Task instructions — Gather all lines from the material that contain the word "this".

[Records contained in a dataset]
########

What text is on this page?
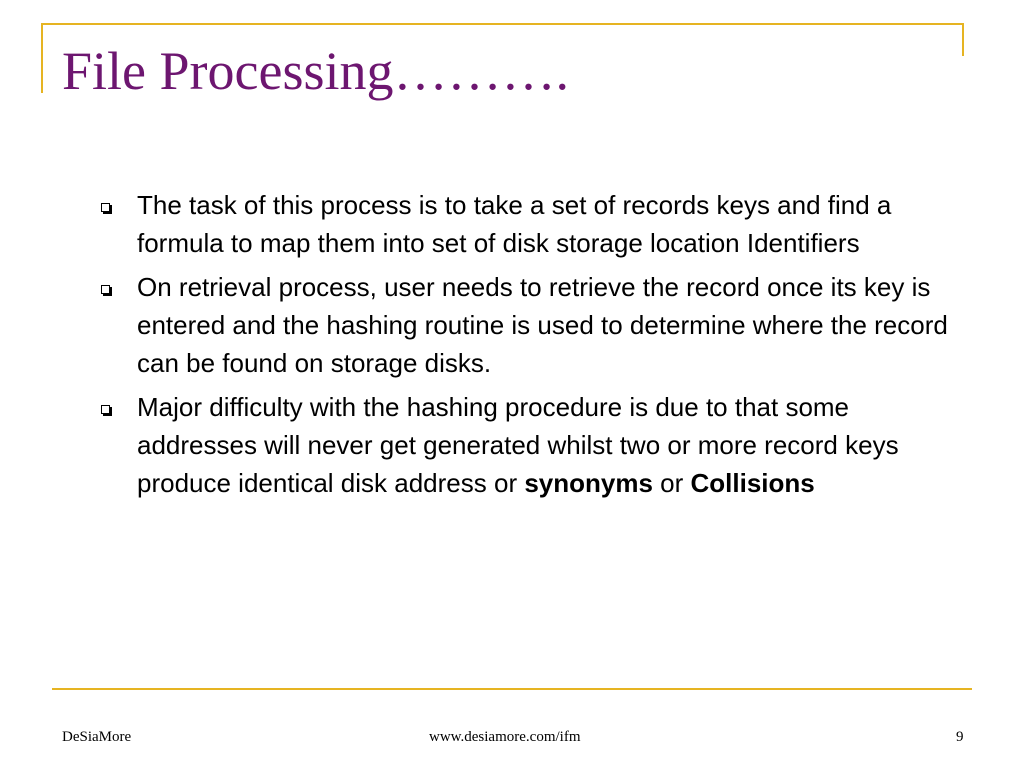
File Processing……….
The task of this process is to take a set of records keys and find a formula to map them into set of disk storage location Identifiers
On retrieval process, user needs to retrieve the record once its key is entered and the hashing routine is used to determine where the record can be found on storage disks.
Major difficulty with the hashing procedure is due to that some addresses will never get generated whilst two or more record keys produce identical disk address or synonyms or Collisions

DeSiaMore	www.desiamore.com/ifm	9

########

Solved problem —
What text is on this page?
The task of this process is to take a set of records keys and find a formula to map them into set of disk storage location Identifiers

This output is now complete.